Brief> Every line that holds the string "title" is to be identified and copied.
## start Records supplied
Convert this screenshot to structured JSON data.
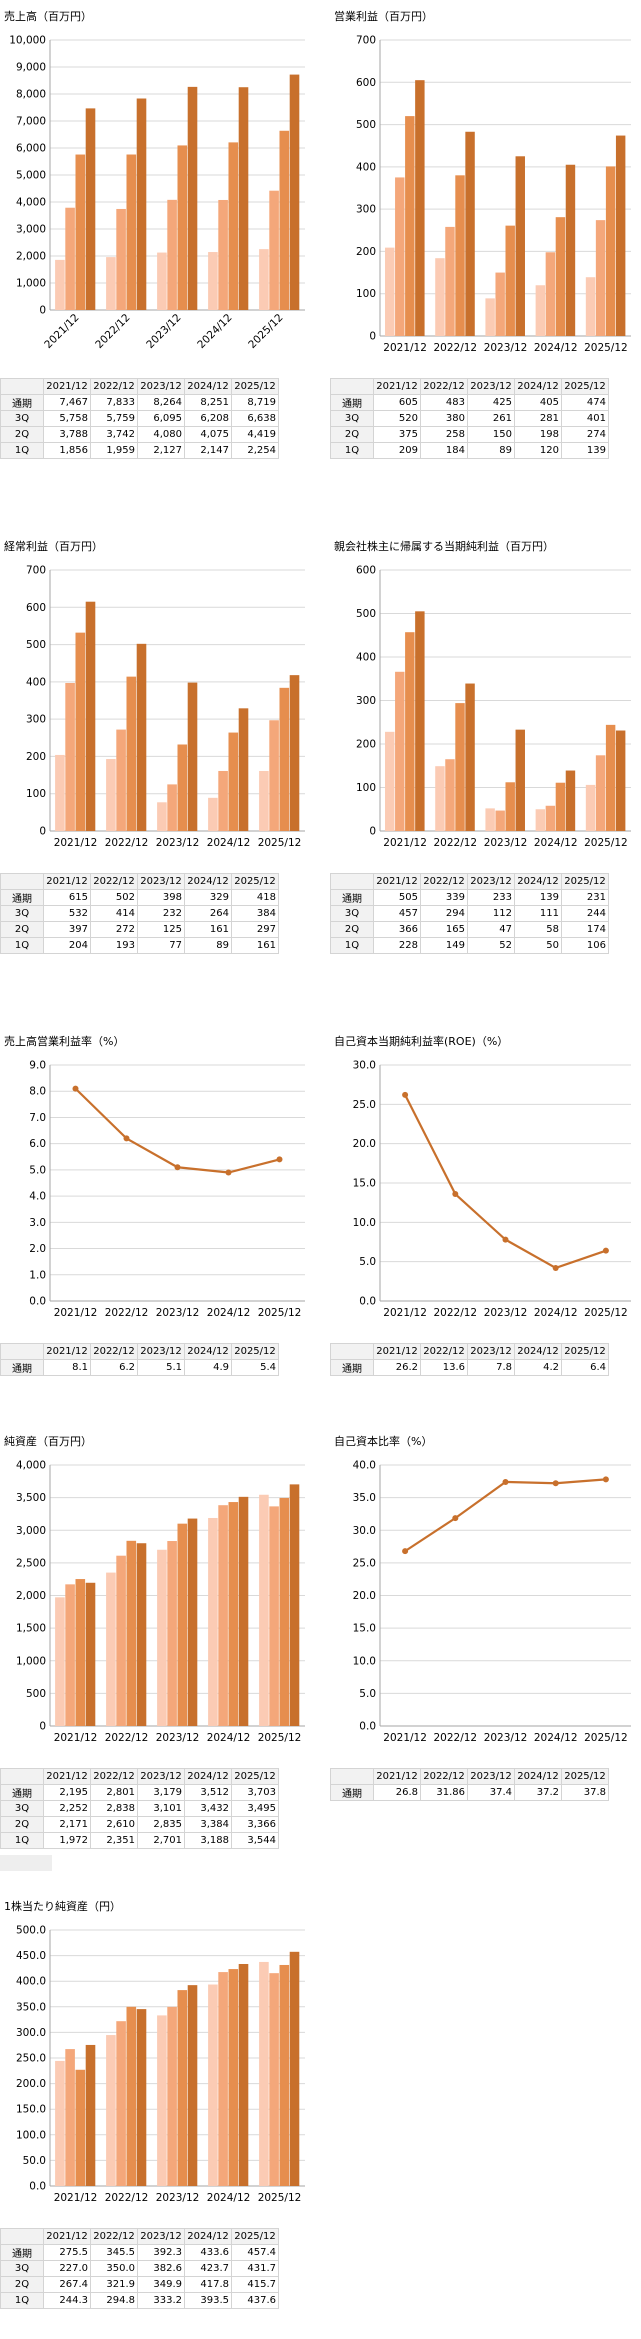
{
  "years": [
    "2021/12",
    "2022/12",
    "2023/12",
    "2024/12",
    "2025/12"
  ],
  "quarters": [
    "1Q",
    "2Q",
    "3Q",
    "通期"
  ],
  "colors": {
    "quarters": [
      "#fbcbb4",
      "#f4a77a",
      "#e68e4e",
      "#c8702c"
    ],
    "line": "#c8702c",
    "grid": "#d9d9d9",
    "axis": "#a6a6a6"
  },
  "chart_data": [
    {
      "id": "sales",
      "type": "bar",
      "title": "売上高（百万円）",
      "categories": [
        "2021/12",
        "2022/12",
        "2023/12",
        "2024/12",
        "2025/12"
      ],
      "ylim": [
        0,
        10000
      ],
      "yticks": [
        "0",
        "1,000",
        "2,000",
        "3,000",
        "4,000",
        "5,000",
        "6,000",
        "7,000",
        "8,000",
        "9,000",
        "10,000"
      ],
      "ystep": 1000,
      "xlabel_rotate": true,
      "series": [
        {
          "name": "1Q",
          "values": [
            1856,
            1959,
            2127,
            2147,
            2254
          ]
        },
        {
          "name": "2Q",
          "values": [
            3788,
            3742,
            4080,
            4075,
            4419
          ]
        },
        {
          "name": "3Q",
          "values": [
            5758,
            5759,
            6095,
            6208,
            6638
          ]
        },
        {
          "name": "通期",
          "values": [
            7467,
            7833,
            8264,
            8251,
            8719
          ]
        }
      ],
      "table": {
        "rows": [
          {
            "label": "通期",
            "cells": [
              "7,467",
              "7,833",
              "8,264",
              "8,251",
              "8,719"
            ]
          },
          {
            "label": "3Q",
            "cells": [
              "5,758",
              "5,759",
              "6,095",
              "6,208",
              "6,638"
            ]
          },
          {
            "label": "2Q",
            "cells": [
              "3,788",
              "3,742",
              "4,080",
              "4,075",
              "4,419"
            ]
          },
          {
            "label": "1Q",
            "cells": [
              "1,856",
              "1,959",
              "2,127",
              "2,147",
              "2,254"
            ]
          }
        ]
      }
    },
    {
      "id": "op_income",
      "type": "bar",
      "title": "営業利益（百万円）",
      "categories": [
        "2021/12",
        "2022/12",
        "2023/12",
        "2024/12",
        "2025/12"
      ],
      "ylim": [
        0,
        700
      ],
      "yticks": [
        "0",
        "100",
        "200",
        "300",
        "400",
        "500",
        "600",
        "700"
      ],
      "ystep": 100,
      "series": [
        {
          "name": "1Q",
          "values": [
            209,
            184,
            89,
            120,
            139
          ]
        },
        {
          "name": "2Q",
          "values": [
            375,
            258,
            150,
            198,
            274
          ]
        },
        {
          "name": "3Q",
          "values": [
            520,
            380,
            261,
            281,
            401
          ]
        },
        {
          "name": "通期",
          "values": [
            605,
            483,
            425,
            405,
            474
          ]
        }
      ],
      "table": {
        "rows": [
          {
            "label": "通期",
            "cells": [
              "605",
              "483",
              "425",
              "405",
              "474"
            ]
          },
          {
            "label": "3Q",
            "cells": [
              "520",
              "380",
              "261",
              "281",
              "401"
            ]
          },
          {
            "label": "2Q",
            "cells": [
              "375",
              "258",
              "150",
              "198",
              "274"
            ]
          },
          {
            "label": "1Q",
            "cells": [
              "209",
              "184",
              "89",
              "120",
              "139"
            ]
          }
        ]
      }
    },
    {
      "id": "ord_income",
      "type": "bar",
      "title": "経常利益（百万円）",
      "categories": [
        "2021/12",
        "2022/12",
        "2023/12",
        "2024/12",
        "2025/12"
      ],
      "ylim": [
        0,
        700
      ],
      "yticks": [
        "0",
        "100",
        "200",
        "300",
        "400",
        "500",
        "600",
        "700"
      ],
      "ystep": 100,
      "series": [
        {
          "name": "1Q",
          "values": [
            204,
            193,
            77,
            89,
            161
          ]
        },
        {
          "name": "2Q",
          "values": [
            397,
            272,
            125,
            161,
            297
          ]
        },
        {
          "name": "3Q",
          "values": [
            532,
            414,
            232,
            264,
            384
          ]
        },
        {
          "name": "通期",
          "values": [
            615,
            502,
            398,
            329,
            418
          ]
        }
      ],
      "table": {
        "rows": [
          {
            "label": "通期",
            "cells": [
              "615",
              "502",
              "398",
              "329",
              "418"
            ]
          },
          {
            "label": "3Q",
            "cells": [
              "532",
              "414",
              "232",
              "264",
              "384"
            ]
          },
          {
            "label": "2Q",
            "cells": [
              "397",
              "272",
              "125",
              "161",
              "297"
            ]
          },
          {
            "label": "1Q",
            "cells": [
              "204",
              "193",
              "77",
              "89",
              "161"
            ]
          }
        ]
      }
    },
    {
      "id": "net_income",
      "type": "bar",
      "title": "親会社株主に帰属する当期純利益（百万円）",
      "categories": [
        "2021/12",
        "2022/12",
        "2023/12",
        "2024/12",
        "2025/12"
      ],
      "ylim": [
        0,
        600
      ],
      "yticks": [
        "0",
        "100",
        "200",
        "300",
        "400",
        "500",
        "600"
      ],
      "ystep": 100,
      "series": [
        {
          "name": "1Q",
          "values": [
            228,
            149,
            52,
            50,
            106
          ]
        },
        {
          "name": "2Q",
          "values": [
            366,
            165,
            47,
            58,
            174
          ]
        },
        {
          "name": "3Q",
          "values": [
            457,
            294,
            112,
            111,
            244
          ]
        },
        {
          "name": "通期",
          "values": [
            505,
            339,
            233,
            139,
            231
          ]
        }
      ],
      "table": {
        "rows": [
          {
            "label": "通期",
            "cells": [
              "505",
              "339",
              "233",
              "139",
              "231"
            ]
          },
          {
            "label": "3Q",
            "cells": [
              "457",
              "294",
              "112",
              "111",
              "244"
            ]
          },
          {
            "label": "2Q",
            "cells": [
              "366",
              "165",
              "47",
              "58",
              "174"
            ]
          },
          {
            "label": "1Q",
            "cells": [
              "228",
              "149",
              "52",
              "50",
              "106"
            ]
          }
        ]
      }
    },
    {
      "id": "op_margin",
      "type": "line",
      "title": "売上高営業利益率（%）",
      "categories": [
        "2021/12",
        "2022/12",
        "2023/12",
        "2024/12",
        "2025/12"
      ],
      "ylim": [
        0,
        9
      ],
      "yticks": [
        "0.0",
        "1.0",
        "2.0",
        "3.0",
        "4.0",
        "5.0",
        "6.0",
        "7.0",
        "8.0",
        "9.0"
      ],
      "ystep": 1,
      "series": [
        {
          "name": "通期",
          "values": [
            8.1,
            6.2,
            5.1,
            4.9,
            5.4
          ]
        }
      ],
      "table": {
        "rows": [
          {
            "label": "通期",
            "cells": [
              "8.1",
              "6.2",
              "5.1",
              "4.9",
              "5.4"
            ]
          }
        ]
      }
    },
    {
      "id": "roe",
      "type": "line",
      "title": "自己資本当期純利益率(ROE)（%）",
      "categories": [
        "2021/12",
        "2022/12",
        "2023/12",
        "2024/12",
        "2025/12"
      ],
      "ylim": [
        0,
        30
      ],
      "yticks": [
        "0.0",
        "5.0",
        "10.0",
        "15.0",
        "20.0",
        "25.0",
        "30.0"
      ],
      "ystep": 5,
      "series": [
        {
          "name": "通期",
          "values": [
            26.2,
            13.6,
            7.8,
            4.2,
            6.4
          ]
        }
      ],
      "table": {
        "rows": [
          {
            "label": "通期",
            "cells": [
              "26.2",
              "13.6",
              "7.8",
              "4.2",
              "6.4"
            ]
          }
        ]
      }
    },
    {
      "id": "net_assets",
      "type": "bar",
      "title": "純資産（百万円）",
      "categories": [
        "2021/12",
        "2022/12",
        "2023/12",
        "2024/12",
        "2025/12"
      ],
      "ylim": [
        0,
        4000
      ],
      "yticks": [
        "0",
        "500",
        "1,000",
        "1,500",
        "2,000",
        "2,500",
        "3,000",
        "3,500",
        "4,000"
      ],
      "ystep": 500,
      "series": [
        {
          "name": "1Q",
          "values": [
            1972,
            2351,
            2701,
            3188,
            3544
          ]
        },
        {
          "name": "2Q",
          "values": [
            2171,
            2610,
            2835,
            3384,
            3366
          ]
        },
        {
          "name": "3Q",
          "values": [
            2252,
            2838,
            3101,
            3432,
            3495
          ]
        },
        {
          "name": "通期",
          "values": [
            2195,
            2801,
            3179,
            3512,
            3703
          ]
        }
      ],
      "table": {
        "rows": [
          {
            "label": "通期",
            "cells": [
              "2,195",
              "2,801",
              "3,179",
              "3,512",
              "3,703"
            ]
          },
          {
            "label": "3Q",
            "cells": [
              "2,252",
              "2,838",
              "3,101",
              "3,432",
              "3,495"
            ]
          },
          {
            "label": "2Q",
            "cells": [
              "2,171",
              "2,610",
              "2,835",
              "3,384",
              "3,366"
            ]
          },
          {
            "label": "1Q",
            "cells": [
              "1,972",
              "2,351",
              "2,701",
              "3,188",
              "3,544"
            ]
          }
        ]
      }
    },
    {
      "id": "equity_ratio",
      "type": "line",
      "title": "自己資本比率（%）",
      "categories": [
        "2021/12",
        "2022/12",
        "2023/12",
        "2024/12",
        "2025/12"
      ],
      "ylim": [
        0,
        40
      ],
      "yticks": [
        "0.0",
        "5.0",
        "10.0",
        "15.0",
        "20.0",
        "25.0",
        "30.0",
        "35.0",
        "40.0"
      ],
      "ystep": 5,
      "series": [
        {
          "name": "通期",
          "values": [
            26.8,
            31.86,
            37.4,
            37.2,
            37.8
          ]
        }
      ],
      "table": {
        "rows": [
          {
            "label": "通期",
            "cells": [
              "26.8",
              "31.86",
              "37.4",
              "37.2",
              "37.8"
            ]
          }
        ]
      }
    },
    {
      "id": "bps",
      "type": "bar",
      "title": "1株当たり純資産（円）",
      "categories": [
        "2021/12",
        "2022/12",
        "2023/12",
        "2024/12",
        "2025/12"
      ],
      "ylim": [
        0,
        500
      ],
      "yticks": [
        "0.0",
        "50.0",
        "100.0",
        "150.0",
        "200.0",
        "250.0",
        "300.0",
        "350.0",
        "400.0",
        "450.0",
        "500.0"
      ],
      "ystep": 50,
      "series": [
        {
          "name": "1Q",
          "values": [
            244.3,
            294.8,
            333.2,
            393.5,
            437.6
          ]
        },
        {
          "name": "2Q",
          "values": [
            267.4,
            321.9,
            349.9,
            417.8,
            415.7
          ]
        },
        {
          "name": "3Q",
          "values": [
            227.0,
            350.0,
            382.6,
            423.7,
            431.7
          ]
        },
        {
          "name": "通期",
          "values": [
            275.5,
            345.5,
            392.3,
            433.6,
            457.4
          ]
        }
      ],
      "table": {
        "rows": [
          {
            "label": "通期",
            "cells": [
              "275.5",
              "345.5",
              "392.3",
              "433.6",
              "457.4"
            ]
          },
          {
            "label": "3Q",
            "cells": [
              "227.0",
              "350.0",
              "382.6",
              "423.7",
              "431.7"
            ]
          },
          {
            "label": "2Q",
            "cells": [
              "267.4",
              "321.9",
              "349.9",
              "417.8",
              "415.7"
            ]
          },
          {
            "label": "1Q",
            "cells": [
              "244.3",
              "294.8",
              "333.2",
              "393.5",
              "437.6"
            ]
          }
        ]
      }
    }
  ]
}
## end Records supplied
Written response>
      "title": "売上高（百万円）",
      "title": "営業利益（百万円）",
      "title": "経常利益（百万円）",
      "title": "親会社株主に帰属する当期純利益（百万円）",
      "title": "売上高営業利益率（%）",
      "title": "自己資本当期純利益率(ROE)（%）",
      "title": "純資産（百万円）",
      "title": "自己資本比率（%）",
      "title": "1株当たり純資産（円）",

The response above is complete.